-- start SOURCE MATERIAL --

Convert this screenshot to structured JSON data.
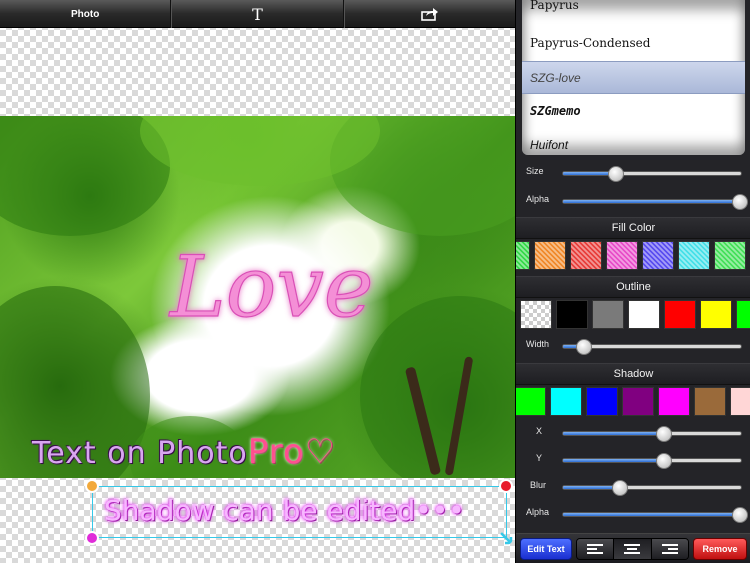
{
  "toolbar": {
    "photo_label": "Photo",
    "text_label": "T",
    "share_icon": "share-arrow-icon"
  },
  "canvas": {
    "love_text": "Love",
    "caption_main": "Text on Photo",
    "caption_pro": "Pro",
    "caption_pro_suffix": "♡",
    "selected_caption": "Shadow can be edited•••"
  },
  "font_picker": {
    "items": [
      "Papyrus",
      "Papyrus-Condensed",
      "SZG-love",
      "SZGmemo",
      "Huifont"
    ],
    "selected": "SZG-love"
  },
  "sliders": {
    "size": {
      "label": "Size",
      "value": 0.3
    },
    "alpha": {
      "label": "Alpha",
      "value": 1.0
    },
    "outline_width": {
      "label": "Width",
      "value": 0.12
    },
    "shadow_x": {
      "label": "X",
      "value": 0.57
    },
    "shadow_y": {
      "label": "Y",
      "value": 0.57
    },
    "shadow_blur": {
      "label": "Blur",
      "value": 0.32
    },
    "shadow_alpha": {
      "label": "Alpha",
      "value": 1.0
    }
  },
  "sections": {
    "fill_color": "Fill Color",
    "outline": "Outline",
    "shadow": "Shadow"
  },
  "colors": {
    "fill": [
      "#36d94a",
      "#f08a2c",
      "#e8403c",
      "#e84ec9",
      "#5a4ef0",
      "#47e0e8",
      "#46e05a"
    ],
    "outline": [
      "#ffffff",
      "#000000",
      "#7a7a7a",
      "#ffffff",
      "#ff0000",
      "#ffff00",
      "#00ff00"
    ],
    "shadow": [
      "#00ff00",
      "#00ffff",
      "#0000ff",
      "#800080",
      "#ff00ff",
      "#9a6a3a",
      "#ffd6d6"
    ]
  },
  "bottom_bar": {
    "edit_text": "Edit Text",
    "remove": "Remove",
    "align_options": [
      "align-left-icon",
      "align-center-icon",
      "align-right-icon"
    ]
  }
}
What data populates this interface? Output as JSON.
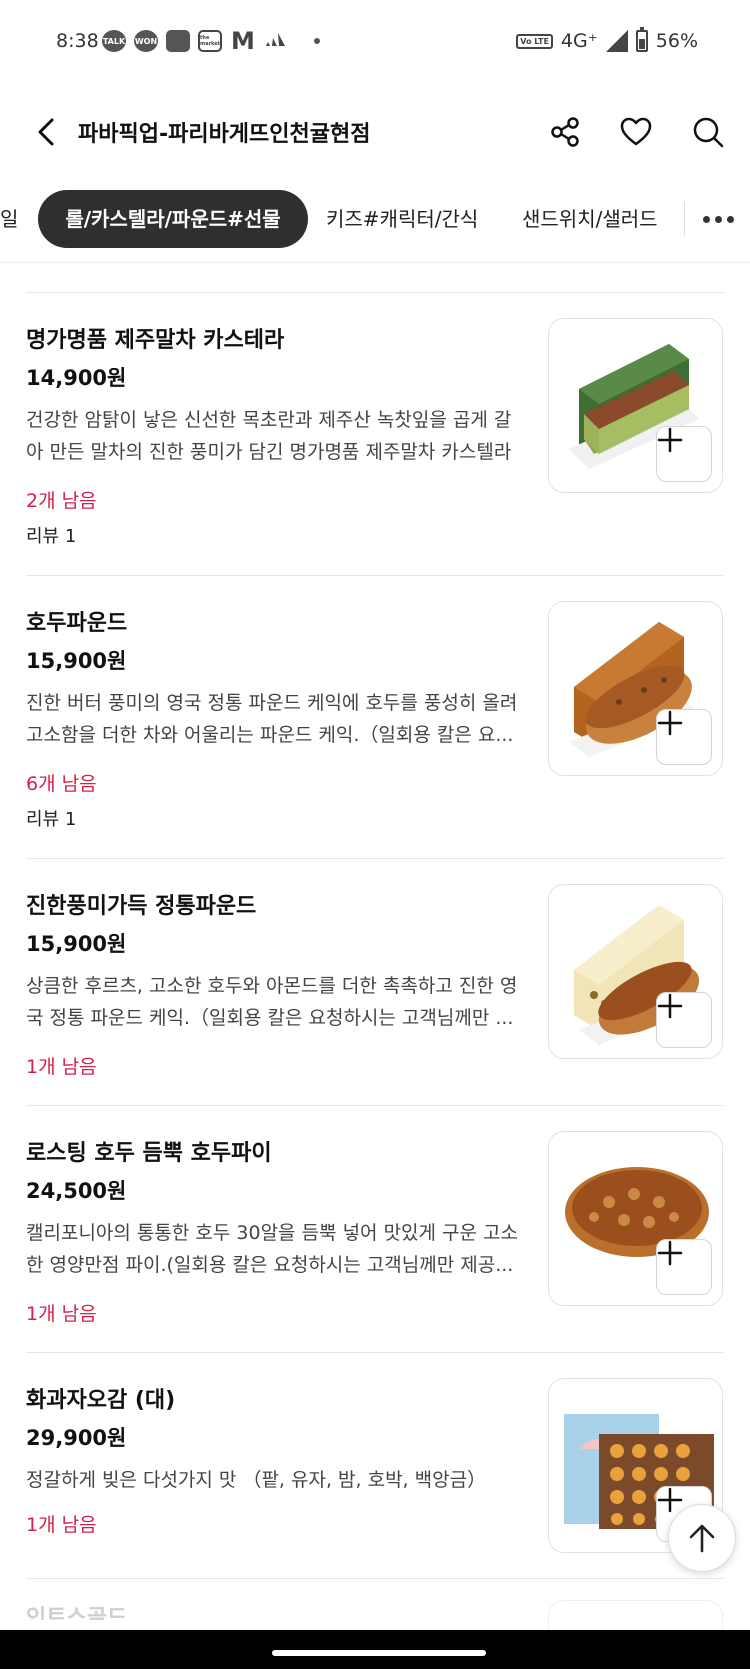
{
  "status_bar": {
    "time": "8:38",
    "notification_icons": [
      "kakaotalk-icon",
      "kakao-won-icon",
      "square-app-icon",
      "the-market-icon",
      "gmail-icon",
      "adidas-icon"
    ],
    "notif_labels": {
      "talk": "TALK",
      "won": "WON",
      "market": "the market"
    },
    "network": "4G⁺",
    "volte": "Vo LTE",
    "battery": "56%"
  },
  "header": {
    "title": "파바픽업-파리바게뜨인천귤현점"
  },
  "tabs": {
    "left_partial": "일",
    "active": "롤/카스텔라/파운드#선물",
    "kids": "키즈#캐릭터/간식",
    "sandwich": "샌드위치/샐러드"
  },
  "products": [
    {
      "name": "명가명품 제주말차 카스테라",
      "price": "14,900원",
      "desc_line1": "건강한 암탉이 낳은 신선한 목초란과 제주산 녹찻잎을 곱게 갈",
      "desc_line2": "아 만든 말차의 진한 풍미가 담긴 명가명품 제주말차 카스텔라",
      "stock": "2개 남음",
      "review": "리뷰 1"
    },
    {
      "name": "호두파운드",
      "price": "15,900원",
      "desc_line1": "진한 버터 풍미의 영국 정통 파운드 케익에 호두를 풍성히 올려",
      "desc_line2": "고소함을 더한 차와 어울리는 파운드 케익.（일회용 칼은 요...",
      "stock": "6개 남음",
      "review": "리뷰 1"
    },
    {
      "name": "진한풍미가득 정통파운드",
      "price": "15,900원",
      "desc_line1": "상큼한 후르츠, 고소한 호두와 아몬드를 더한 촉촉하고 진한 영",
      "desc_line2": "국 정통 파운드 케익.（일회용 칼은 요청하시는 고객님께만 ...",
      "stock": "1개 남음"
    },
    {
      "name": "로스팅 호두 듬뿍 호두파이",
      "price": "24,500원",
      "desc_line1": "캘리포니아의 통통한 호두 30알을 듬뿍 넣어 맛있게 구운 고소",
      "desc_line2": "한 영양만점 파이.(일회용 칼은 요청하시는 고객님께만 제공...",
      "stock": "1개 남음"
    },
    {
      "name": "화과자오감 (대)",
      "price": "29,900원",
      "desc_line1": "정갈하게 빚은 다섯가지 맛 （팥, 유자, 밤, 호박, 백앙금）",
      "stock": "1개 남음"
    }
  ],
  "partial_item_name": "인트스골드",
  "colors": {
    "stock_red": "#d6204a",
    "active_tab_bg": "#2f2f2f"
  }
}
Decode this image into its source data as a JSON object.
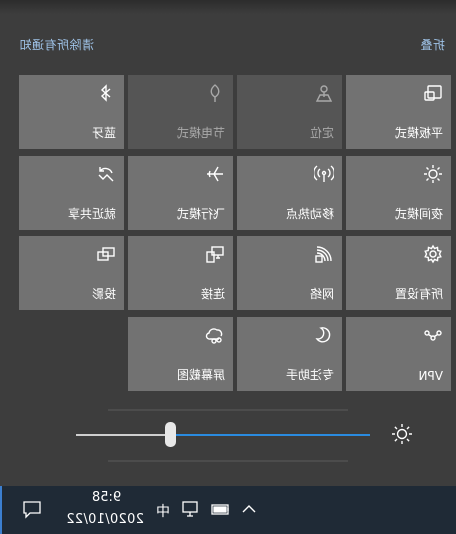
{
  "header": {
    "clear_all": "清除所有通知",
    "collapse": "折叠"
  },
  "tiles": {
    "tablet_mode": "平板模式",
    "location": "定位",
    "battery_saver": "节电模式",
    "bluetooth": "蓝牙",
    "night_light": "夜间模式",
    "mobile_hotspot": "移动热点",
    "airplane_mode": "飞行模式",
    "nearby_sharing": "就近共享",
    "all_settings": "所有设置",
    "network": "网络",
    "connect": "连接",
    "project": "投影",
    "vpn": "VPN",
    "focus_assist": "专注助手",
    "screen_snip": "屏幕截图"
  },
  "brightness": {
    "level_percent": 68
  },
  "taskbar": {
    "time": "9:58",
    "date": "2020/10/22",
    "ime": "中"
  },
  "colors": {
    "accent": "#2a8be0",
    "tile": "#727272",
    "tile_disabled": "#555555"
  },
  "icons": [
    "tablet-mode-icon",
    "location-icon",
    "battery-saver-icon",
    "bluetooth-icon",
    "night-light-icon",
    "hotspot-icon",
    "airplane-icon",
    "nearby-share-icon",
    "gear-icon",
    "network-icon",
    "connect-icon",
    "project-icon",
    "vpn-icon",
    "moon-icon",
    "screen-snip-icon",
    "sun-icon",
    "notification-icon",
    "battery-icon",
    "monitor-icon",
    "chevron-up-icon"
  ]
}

-- end SOURCE MATERIAL --

**PROBLEM DESCRIPTION:** Leave images out of the retyped records; keep all else exact.

**ANSWER TO THIS TASK:**
Convert this screenshot to structured JSON data.
{
  "toolbar": {
    "photo_label": "Photo",
    "text_label": "T",
    "share_icon": "share-arrow-icon"
  },
  "canvas": {
    "love_text": "Love",
    "caption_main": "Text on Photo",
    "caption_pro": "Pro",
    "caption_pro_suffix": "♡",
    "selected_caption": "Shadow can be edited•••"
  },
  "font_picker": {
    "items": [
      "Papyrus",
      "Papyrus-Condensed",
      "SZG-love",
      "SZGmemo",
      "Huifont"
    ],
    "selected": "SZG-love"
  },
  "sliders": {
    "size": {
      "label": "Size",
      "value": 0.3
    },
    "alpha": {
      "label": "Alpha",
      "value": 1.0
    },
    "outline_width": {
      "label": "Width",
      "value": 0.12
    },
    "shadow_x": {
      "label": "X",
      "value": 0.57
    },
    "shadow_y": {
      "label": "Y",
      "value": 0.57
    },
    "shadow_blur": {
      "label": "Blur",
      "value": 0.32
    },
    "shadow_alpha": {
      "label": "Alpha",
      "value": 1.0
    }
  },
  "sections": {
    "fill_color": "Fill Color",
    "outline": "Outline",
    "shadow": "Shadow"
  },
  "colors": {
    "fill": [
      "#36d94a",
      "#f08a2c",
      "#e8403c",
      "#e84ec9",
      "#5a4ef0",
      "#47e0e8",
      "#46e05a"
    ],
    "outline": [
      "#ffffff",
      "#000000",
      "#7a7a7a",
      "#ffffff",
      "#ff0000",
      "#ffff00",
      "#00ff00"
    ],
    "shadow": [
      "#00ff00",
      "#00ffff",
      "#0000ff",
      "#800080",
      "#ff00ff",
      "#9a6a3a",
      "#ffd6d6"
    ]
  },
  "bottom_bar": {
    "edit_text": "Edit Text",
    "remove": "Remove",
    "align_options": [
      "align-left-icon",
      "align-center-icon",
      "align-right-icon"
    ]
  }
}
What data populates this interface? Output as JSON.
{
  "status_bar": {
    "time": "8:38",
    "notification_icons": [
      "kakaotalk-icon",
      "kakao-won-icon",
      "square-app-icon",
      "the-market-icon",
      "gmail-icon",
      "adidas-icon"
    ],
    "notif_labels": {
      "talk": "TALK",
      "won": "WON",
      "market": "the market"
    },
    "network": "4G⁺",
    "volte": "Vo LTE",
    "battery": "56%"
  },
  "header": {
    "title": "파바픽업-파리바게뜨인천귤현점"
  },
  "tabs": {
    "left_partial": "일",
    "active": "롤/카스텔라/파운드#선물",
    "kids": "키즈#캐릭터/간식",
    "sandwich": "샌드위치/샐러드"
  },
  "products": [
    {
      "name": "명가명품 제주말차 카스테라",
      "price": "14,900원",
      "desc_line1": "건강한 암탉이 낳은 신선한 목초란과 제주산 녹찻잎을 곱게 갈",
      "desc_line2": "아 만든 말차의 진한 풍미가 담긴 명가명품 제주말차 카스텔라",
      "stock": "2개 남음",
      "review": "리뷰 1"
    },
    {
      "name": "호두파운드",
      "price": "15,900원",
      "desc_line1": "진한 버터 풍미의 영국 정통 파운드 케익에 호두를 풍성히 올려",
      "desc_line2": "고소함을 더한 차와 어울리는 파운드 케익.（일회용 칼은 요...",
      "stock": "6개 남음",
      "review": "리뷰 1"
    },
    {
      "name": "진한풍미가득 정통파운드",
      "price": "15,900원",
      "desc_line1": "상큼한 후르츠, 고소한 호두와 아몬드를 더한 촉촉하고 진한 영",
      "desc_line2": "국 정통 파운드 케익.（일회용 칼은 요청하시는 고객님께만 ...",
      "stock": "1개 남음"
    },
    {
      "name": "로스팅 호두 듬뿍 호두파이",
      "price": "24,500원",
      "desc_line1": "캘리포니아의 통통한 호두 30알을 듬뿍 넣어 맛있게 구운 고소",
      "desc_line2": "한 영양만점 파이.(일회용 칼은 요청하시는 고객님께만 제공...",
      "stock": "1개 남음"
    },
    {
      "name": "화과자오감 (대)",
      "price": "29,900원",
      "desc_line1": "정갈하게 빚은 다섯가지 맛 （팥, 유자, 밤, 호박, 백앙금）",
      "stock": "1개 남음"
    }
  ],
  "partial_item_name": "인트스골드",
  "colors": {
    "stock_red": "#d6204a",
    "active_tab_bg": "#2f2f2f"
  }
}
Decode this image into its source data as a JSON object.
{
  "header": {
    "clear_all": "清除所有通知",
    "collapse": "折叠"
  },
  "tiles": {
    "tablet_mode": "平板模式",
    "location": "定位",
    "battery_saver": "节电模式",
    "bluetooth": "蓝牙",
    "night_light": "夜间模式",
    "mobile_hotspot": "移动热点",
    "airplane_mode": "飞行模式",
    "nearby_sharing": "就近共享",
    "all_settings": "所有设置",
    "network": "网络",
    "connect": "连接",
    "project": "投影",
    "vpn": "VPN",
    "focus_assist": "专注助手",
    "screen_snip": "屏幕截图"
  },
  "brightness": {
    "level_percent": 68
  },
  "taskbar": {
    "time": "9:58",
    "date": "2020/10/22",
    "ime": "中"
  },
  "colors": {
    "accent": "#2a8be0",
    "tile": "#727272",
    "tile_disabled": "#555555"
  },
  "icons": [
    "tablet-mode-icon",
    "location-icon",
    "battery-saver-icon",
    "bluetooth-icon",
    "night-light-icon",
    "hotspot-icon",
    "airplane-icon",
    "nearby-share-icon",
    "gear-icon",
    "network-icon",
    "connect-icon",
    "project-icon",
    "vpn-icon",
    "moon-icon",
    "screen-snip-icon",
    "sun-icon",
    "notification-icon",
    "battery-icon",
    "monitor-icon",
    "chevron-up-icon"
  ]
}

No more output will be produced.